### [TO BE DONE]
Copy each line below that contains "다이어트".

....................

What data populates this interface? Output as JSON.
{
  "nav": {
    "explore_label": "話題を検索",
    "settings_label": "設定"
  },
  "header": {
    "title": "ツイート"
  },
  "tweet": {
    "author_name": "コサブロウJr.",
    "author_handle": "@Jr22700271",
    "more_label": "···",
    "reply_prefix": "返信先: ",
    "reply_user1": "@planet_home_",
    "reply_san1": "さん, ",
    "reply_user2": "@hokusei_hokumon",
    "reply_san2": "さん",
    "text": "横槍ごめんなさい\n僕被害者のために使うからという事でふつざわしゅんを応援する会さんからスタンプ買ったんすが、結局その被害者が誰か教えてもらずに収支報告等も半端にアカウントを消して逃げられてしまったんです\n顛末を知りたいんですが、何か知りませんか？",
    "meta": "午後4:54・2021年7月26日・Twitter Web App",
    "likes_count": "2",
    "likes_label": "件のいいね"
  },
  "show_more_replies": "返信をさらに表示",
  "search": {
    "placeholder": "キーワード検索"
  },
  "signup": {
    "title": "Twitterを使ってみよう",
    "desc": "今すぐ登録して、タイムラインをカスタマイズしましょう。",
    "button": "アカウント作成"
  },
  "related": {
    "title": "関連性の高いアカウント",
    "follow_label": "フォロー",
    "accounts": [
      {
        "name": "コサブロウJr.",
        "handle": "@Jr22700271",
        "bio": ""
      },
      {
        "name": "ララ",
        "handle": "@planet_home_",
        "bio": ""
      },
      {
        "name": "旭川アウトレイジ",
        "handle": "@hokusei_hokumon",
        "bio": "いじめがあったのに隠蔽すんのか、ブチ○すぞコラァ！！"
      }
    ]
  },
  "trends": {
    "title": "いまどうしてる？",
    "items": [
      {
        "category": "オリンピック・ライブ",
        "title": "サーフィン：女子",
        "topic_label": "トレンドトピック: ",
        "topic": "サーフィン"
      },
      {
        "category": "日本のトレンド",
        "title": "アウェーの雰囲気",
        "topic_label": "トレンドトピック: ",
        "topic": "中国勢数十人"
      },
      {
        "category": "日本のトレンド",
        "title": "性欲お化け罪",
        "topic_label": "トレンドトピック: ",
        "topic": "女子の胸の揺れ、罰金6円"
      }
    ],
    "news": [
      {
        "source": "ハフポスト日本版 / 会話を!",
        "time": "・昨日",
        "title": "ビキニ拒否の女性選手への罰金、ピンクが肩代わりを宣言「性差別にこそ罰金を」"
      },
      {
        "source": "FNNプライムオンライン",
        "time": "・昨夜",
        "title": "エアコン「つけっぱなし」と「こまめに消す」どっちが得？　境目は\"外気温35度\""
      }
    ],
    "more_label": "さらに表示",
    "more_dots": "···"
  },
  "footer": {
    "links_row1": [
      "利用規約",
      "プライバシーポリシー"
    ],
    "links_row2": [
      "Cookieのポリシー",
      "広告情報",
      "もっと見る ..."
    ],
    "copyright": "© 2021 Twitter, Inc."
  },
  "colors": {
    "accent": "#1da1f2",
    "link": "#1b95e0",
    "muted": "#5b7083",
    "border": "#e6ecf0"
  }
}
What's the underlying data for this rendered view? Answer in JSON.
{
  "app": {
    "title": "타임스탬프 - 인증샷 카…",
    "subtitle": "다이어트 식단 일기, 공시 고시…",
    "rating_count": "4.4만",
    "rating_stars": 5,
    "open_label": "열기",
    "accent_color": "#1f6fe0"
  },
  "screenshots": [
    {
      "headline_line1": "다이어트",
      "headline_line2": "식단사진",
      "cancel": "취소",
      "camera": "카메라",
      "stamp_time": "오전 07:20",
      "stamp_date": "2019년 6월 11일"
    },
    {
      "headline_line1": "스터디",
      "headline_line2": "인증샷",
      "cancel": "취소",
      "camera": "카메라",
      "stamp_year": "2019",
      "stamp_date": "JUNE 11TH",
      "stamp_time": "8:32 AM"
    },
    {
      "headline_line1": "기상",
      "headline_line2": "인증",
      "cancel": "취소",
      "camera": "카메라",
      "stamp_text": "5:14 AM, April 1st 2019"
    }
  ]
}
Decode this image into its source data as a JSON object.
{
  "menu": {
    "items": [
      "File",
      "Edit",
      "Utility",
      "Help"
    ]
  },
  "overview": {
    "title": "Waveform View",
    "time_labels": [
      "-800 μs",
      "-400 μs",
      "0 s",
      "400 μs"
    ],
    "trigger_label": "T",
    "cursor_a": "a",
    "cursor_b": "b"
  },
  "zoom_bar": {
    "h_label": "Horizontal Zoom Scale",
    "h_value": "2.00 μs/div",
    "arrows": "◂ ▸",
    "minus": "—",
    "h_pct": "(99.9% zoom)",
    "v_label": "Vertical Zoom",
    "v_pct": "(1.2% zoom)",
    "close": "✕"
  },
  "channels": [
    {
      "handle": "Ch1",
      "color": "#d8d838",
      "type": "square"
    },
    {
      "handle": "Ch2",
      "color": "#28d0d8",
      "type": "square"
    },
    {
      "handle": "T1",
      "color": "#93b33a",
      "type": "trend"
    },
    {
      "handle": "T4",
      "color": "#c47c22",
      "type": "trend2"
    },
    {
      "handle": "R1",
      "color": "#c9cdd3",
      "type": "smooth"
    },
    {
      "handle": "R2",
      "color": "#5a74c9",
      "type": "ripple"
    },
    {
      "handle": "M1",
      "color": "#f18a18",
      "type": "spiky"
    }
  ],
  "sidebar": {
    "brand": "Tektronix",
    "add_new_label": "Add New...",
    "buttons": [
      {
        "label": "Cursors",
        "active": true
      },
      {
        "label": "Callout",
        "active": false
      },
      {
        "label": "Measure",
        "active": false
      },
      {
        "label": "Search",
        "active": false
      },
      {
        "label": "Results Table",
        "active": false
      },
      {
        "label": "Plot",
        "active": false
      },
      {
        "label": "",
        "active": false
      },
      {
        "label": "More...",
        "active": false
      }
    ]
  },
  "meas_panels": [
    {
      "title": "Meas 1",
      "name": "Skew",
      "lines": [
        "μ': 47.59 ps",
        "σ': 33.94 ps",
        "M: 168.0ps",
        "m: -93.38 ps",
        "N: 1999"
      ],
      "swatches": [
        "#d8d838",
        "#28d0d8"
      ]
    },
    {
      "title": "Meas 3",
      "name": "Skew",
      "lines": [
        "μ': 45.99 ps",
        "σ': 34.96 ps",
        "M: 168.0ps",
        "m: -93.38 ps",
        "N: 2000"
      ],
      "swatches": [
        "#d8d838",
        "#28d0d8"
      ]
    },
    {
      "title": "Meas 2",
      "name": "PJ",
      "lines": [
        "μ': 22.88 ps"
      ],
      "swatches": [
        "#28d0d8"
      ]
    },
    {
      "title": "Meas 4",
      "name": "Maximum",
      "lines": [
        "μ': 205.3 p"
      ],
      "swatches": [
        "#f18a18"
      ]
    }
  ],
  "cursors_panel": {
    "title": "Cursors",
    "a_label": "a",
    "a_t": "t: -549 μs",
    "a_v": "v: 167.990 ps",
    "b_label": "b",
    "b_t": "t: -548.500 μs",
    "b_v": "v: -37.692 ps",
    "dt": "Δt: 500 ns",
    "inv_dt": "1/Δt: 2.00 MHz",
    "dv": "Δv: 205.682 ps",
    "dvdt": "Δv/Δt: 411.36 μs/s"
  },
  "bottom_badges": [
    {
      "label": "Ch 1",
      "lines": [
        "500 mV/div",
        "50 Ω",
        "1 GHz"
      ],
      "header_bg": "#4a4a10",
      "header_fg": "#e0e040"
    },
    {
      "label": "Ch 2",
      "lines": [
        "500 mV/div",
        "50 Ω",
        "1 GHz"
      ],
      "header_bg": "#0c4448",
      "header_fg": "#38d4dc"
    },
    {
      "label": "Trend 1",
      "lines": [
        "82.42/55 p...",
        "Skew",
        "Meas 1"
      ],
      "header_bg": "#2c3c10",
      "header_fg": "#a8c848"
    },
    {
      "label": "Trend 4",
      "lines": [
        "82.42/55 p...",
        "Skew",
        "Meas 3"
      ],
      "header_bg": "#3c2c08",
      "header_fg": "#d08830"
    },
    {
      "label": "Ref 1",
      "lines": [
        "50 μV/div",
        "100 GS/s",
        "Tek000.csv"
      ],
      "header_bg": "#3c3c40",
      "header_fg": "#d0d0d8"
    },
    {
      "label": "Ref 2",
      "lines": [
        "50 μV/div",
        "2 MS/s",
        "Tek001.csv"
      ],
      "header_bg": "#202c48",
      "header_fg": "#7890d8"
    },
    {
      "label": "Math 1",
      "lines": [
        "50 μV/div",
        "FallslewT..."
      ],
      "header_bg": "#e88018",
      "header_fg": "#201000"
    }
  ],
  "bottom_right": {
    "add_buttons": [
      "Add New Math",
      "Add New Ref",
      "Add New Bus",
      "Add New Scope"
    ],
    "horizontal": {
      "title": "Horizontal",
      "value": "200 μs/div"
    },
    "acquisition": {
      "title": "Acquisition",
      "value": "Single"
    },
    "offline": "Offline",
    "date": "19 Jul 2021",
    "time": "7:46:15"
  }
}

....................

### [CORRECT RESPONSE]
    "subtitle": "다이어트 식단 일기, 공시 고시…",
      "headline_line1": "다이어트",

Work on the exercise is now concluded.